_SET PROBLEM:_ Please output every line of the material as it stands, without the pictures.

Data entries for graphics
▬▬▬▬▬▬▬▬▬▬

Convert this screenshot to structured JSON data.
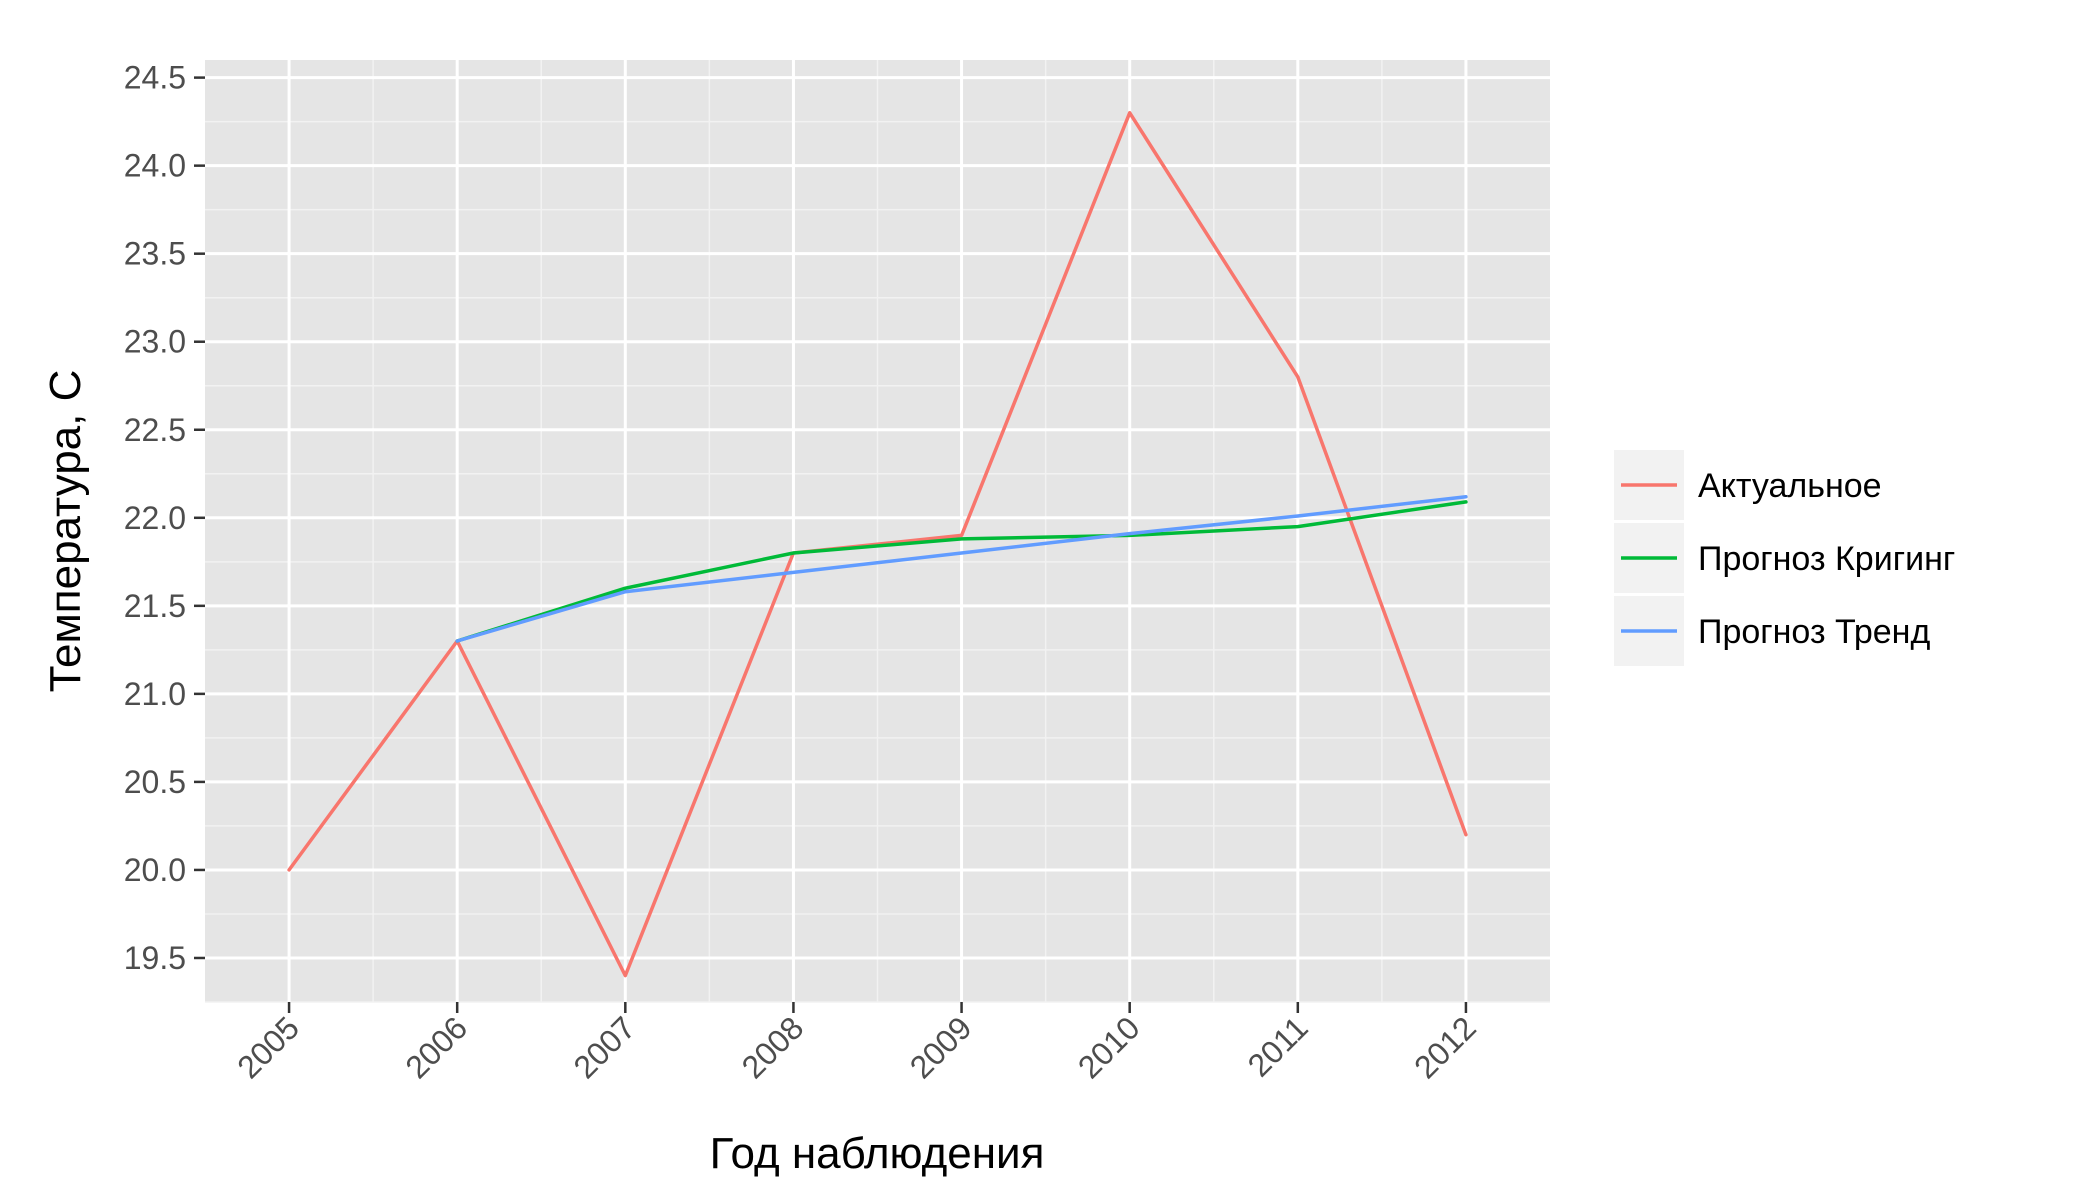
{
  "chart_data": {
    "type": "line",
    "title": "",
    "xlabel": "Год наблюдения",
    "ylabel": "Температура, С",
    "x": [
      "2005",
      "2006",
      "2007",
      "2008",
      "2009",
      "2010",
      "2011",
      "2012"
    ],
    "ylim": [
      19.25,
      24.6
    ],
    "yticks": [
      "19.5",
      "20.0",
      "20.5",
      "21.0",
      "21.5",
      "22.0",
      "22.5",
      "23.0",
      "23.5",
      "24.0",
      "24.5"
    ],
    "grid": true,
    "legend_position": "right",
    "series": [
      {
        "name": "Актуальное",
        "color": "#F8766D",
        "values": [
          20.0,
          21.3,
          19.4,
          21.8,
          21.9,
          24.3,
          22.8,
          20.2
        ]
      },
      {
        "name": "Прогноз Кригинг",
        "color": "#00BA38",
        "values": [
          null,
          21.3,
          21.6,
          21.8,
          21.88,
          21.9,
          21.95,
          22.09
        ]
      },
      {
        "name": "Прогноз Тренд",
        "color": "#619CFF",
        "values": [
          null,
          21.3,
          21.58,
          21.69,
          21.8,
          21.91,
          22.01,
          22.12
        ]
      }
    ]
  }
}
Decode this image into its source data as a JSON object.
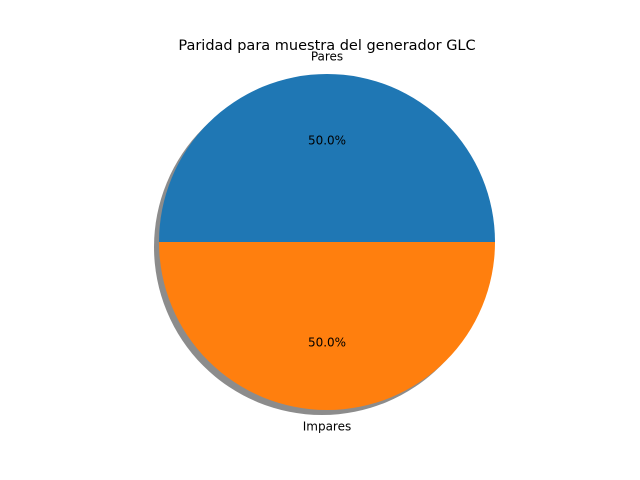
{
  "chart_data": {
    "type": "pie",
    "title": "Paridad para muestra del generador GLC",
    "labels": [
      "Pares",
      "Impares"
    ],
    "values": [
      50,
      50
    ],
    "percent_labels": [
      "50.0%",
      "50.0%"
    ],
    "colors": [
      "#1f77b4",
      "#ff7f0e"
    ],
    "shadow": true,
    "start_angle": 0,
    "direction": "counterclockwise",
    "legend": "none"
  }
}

▬▬▬▬▬▬▬▬▬▬

_SOLUTION:_
Convert this screenshot to structured JSON data.
{
  "chart_data": {
    "type": "line",
    "title": "",
    "xlabel": "Год наблюдения",
    "ylabel": "Температура, С",
    "x": [
      "2005",
      "2006",
      "2007",
      "2008",
      "2009",
      "2010",
      "2011",
      "2012"
    ],
    "ylim": [
      19.25,
      24.6
    ],
    "yticks": [
      "19.5",
      "20.0",
      "20.5",
      "21.0",
      "21.5",
      "22.0",
      "22.5",
      "23.0",
      "23.5",
      "24.0",
      "24.5"
    ],
    "grid": true,
    "legend_position": "right",
    "series": [
      {
        "name": "Актуальное",
        "color": "#F8766D",
        "values": [
          20.0,
          21.3,
          19.4,
          21.8,
          21.9,
          24.3,
          22.8,
          20.2
        ]
      },
      {
        "name": "Прогноз Кригинг",
        "color": "#00BA38",
        "values": [
          null,
          21.3,
          21.6,
          21.8,
          21.88,
          21.9,
          21.95,
          22.09
        ]
      },
      {
        "name": "Прогноз Тренд",
        "color": "#619CFF",
        "values": [
          null,
          21.3,
          21.58,
          21.69,
          21.8,
          21.91,
          22.01,
          22.12
        ]
      }
    ]
  }
}
Decode this image into its source data as a JSON object.
{
  "chart_data": {
    "type": "pie",
    "title": "Paridad para muestra del generador GLC",
    "labels": [
      "Pares",
      "Impares"
    ],
    "values": [
      50,
      50
    ],
    "percent_labels": [
      "50.0%",
      "50.0%"
    ],
    "colors": [
      "#1f77b4",
      "#ff7f0e"
    ],
    "shadow": true,
    "start_angle": 0,
    "direction": "counterclockwise",
    "legend": "none"
  }
}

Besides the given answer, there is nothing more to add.